## Given text
Here is one of of the worst I hear. It goes something like this: “After looking at a number of scenarios this is the best refinance option for you.” When asking the originator what that means, the answer and logic behind it are fascinating.

What I have yet to hear is that a team of advisors has looked over the refinance opportunity and agreed that the client should move forward with it. The one thing that is rarely brought up is the income tax ramifications of the refinance and the need to make sure that the borrower will be available to utilize any available deductible interest in the tax year that the refinance closes. When this is brought up, the excuses begin to fly as to why this is not done. The best and most meaningful I have heard is that the experience of the origination (in this case a long-time member of our community) is that CPAs and financial advisors generally are negative towards reverse mortgages and due to their influence can cause the existing borrower to decline moving forward with the refinance. So is the refinance in the best interests of the borrower or the originator?

Then others claim they got all of the information that is needed to make that determination. It is at that time I have laugh and tell them that a process of collecting financial data for a mortgage that only involves getting sufficient information to pass a very skeletal financial assessment is hardly the information that is needed to do any kind of effective or efficient income tax planning. Normally those arguments go silent at this point. I further point up that is not analysis of tax laden assets and what might be considered ordinary income, capital gains, or capital gains on specific types of property that are subject to the special 28% rate.

Then there are the novices who ask what tax issues were all that important with a refinance. This shows how deficient our training as originators really is. The answer is that a refinance generally results in an IRS Form 1098 being sent to the borrower showing that the accrued interest on the previously existing reverse mortgage has been paid in full. Generally, by the time that the Form 1098 is received by the borrower it is already the next tax year and any planning opportunity is gone forever. For those who do not know about home mortgage interest, any interest that is paid in one tax year cannot be carried forward or backward so that the borrower can get any benefit to the extent that they did not receive any tax benefit in the year that the interest is paid.

## Task goal
In the text on reverse mortgage refinancing, which IRS form does a refinance generally cause to be sent to the borrower?

## Information provided
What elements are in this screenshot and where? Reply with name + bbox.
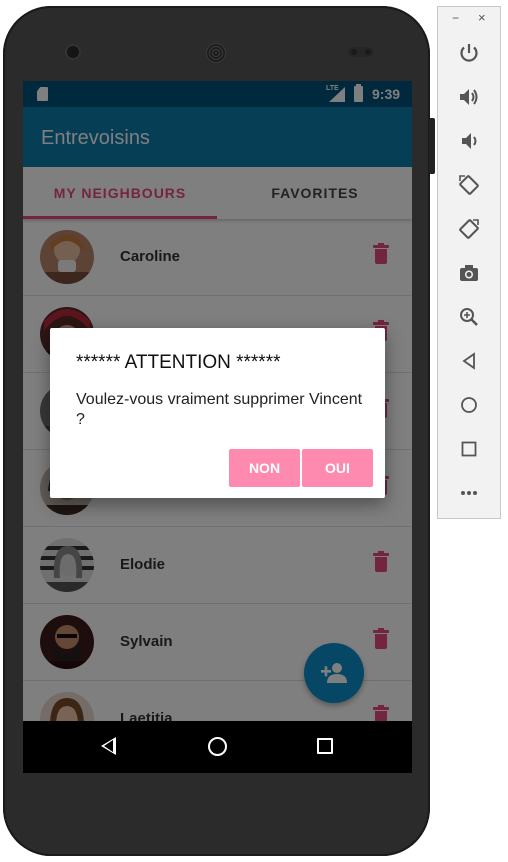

## Reply to the exercise
IRS Form 1098, showing that the accrued interest on the previously existing reverse mortgage has been paid in full.